Stored data:
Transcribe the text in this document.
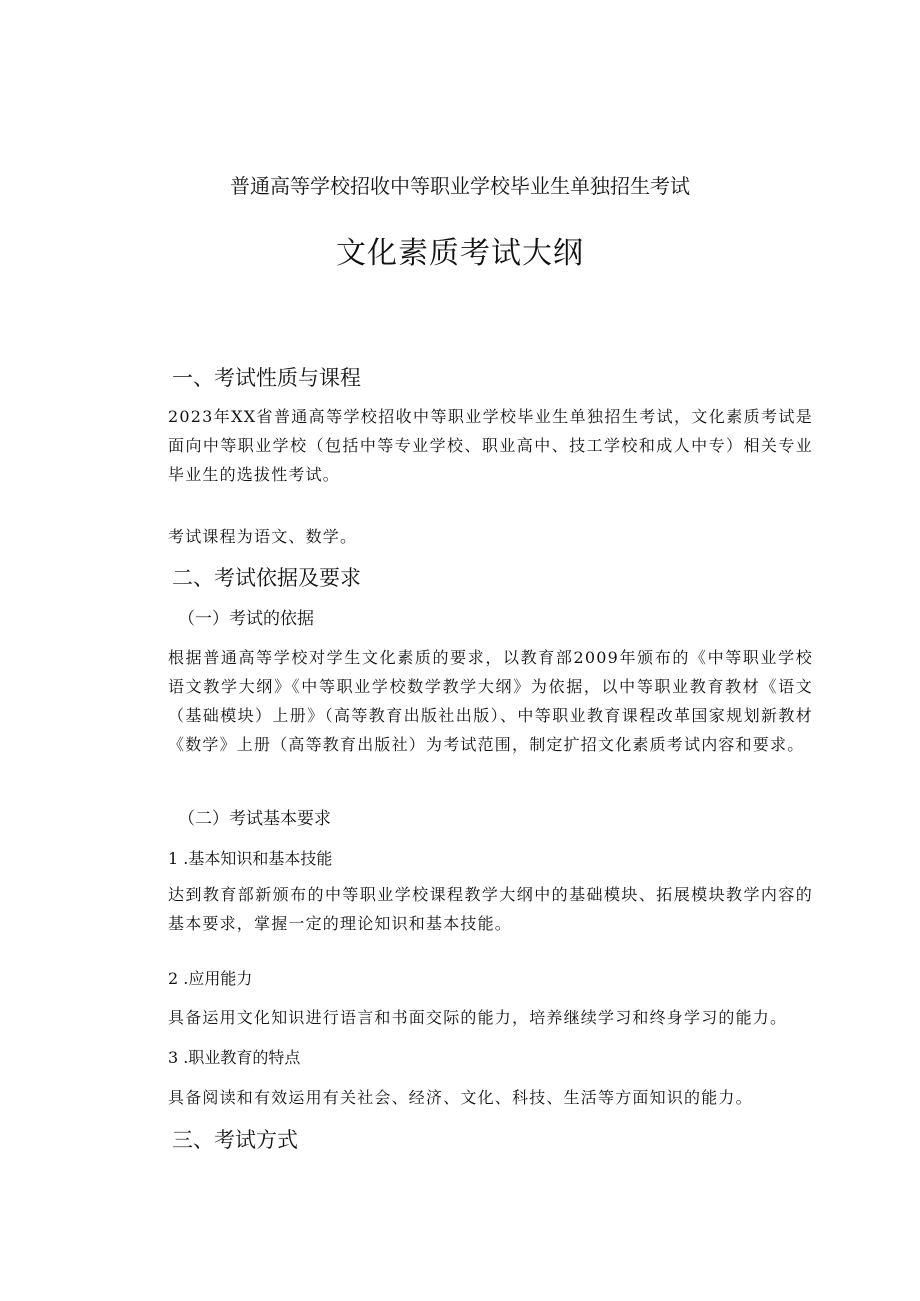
普通高等学校招收中等职业学校毕业生单独招生考试
文化素质考试大纲
一、考试性质与课程
2023年XX省普通高等学校招收中等职业学校毕业生单独招生考试，文化素质考试是面向中等职业学校（包括中等专业学校、职业高中、技工学校和成人中专）相关专业毕业生的选拔性考试。
考试课程为语文、数学。
二、考试依据及要求
（一）考试的依据
根据普通高等学校对学生文化素质的要求，以教育部2009年颁布的《中等职业学校语文教学大纲》《中等职业学校数学教学大纲》为依据，以中等职业教育教材《语文（基础模块）上册》（高等教育出版社出版）、中等职业教育课程改革国家规划新教材《数学》上册（高等教育出版社）为考试范围，制定扩招文化素质考试内容和要求。
（二）考试基本要求
1 .基本知识和基本技能
达到教育部新颁布的中等职业学校课程教学大纲中的基础模块、拓展模块教学内容的基本要求，掌握一定的理论知识和基本技能。
2 .应用能力
具备运用文化知识进行语言和书面交际的能力，培养继续学习和终身学习的能力。
3 .职业教育的特点
具备阅读和有效运用有关社会、经济、文化、科技、生活等方面知识的能力。
三、考试方式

Task goal:
Repeat the listing verbatim. Skip the pictures.

Task output:
Transcribe the text in this document.
普通高等学校招收中等职业学校毕业生单独招生考试
文化素质考试大纲
一、考试性质与课程
2023年XX省普通高等学校招收中等职业学校毕业生单独招生考试，文化素质考试是面向中等职业学校（包括中等专业学校、职业高中、技工学校和成人中专）相关专业毕业生的选拔性考试。
考试课程为语文、数学。
二、考试依据及要求
（一）考试的依据
根据普通高等学校对学生文化素质的要求，以教育部2009年颁布的《中等职业学校语文教学大纲》《中等职业学校数学教学大纲》为依据，以中等职业教育教材《语文（基础模块）上册》（高等教育出版社出版）、中等职业教育课程改革国家规划新教材《数学》上册（高等教育出版社）为考试范围，制定扩招文化素质考试内容和要求。
（二）考试基本要求
1 .基本知识和基本技能
达到教育部新颁布的中等职业学校课程教学大纲中的基础模块、拓展模块教学内容的基本要求，掌握一定的理论知识和基本技能。
2 .应用能力
具备运用文化知识进行语言和书面交际的能力，培养继续学习和终身学习的能力。
3 .职业教育的特点
具备阅读和有效运用有关社会、经济、文化、科技、生活等方面知识的能力。
三、考试方式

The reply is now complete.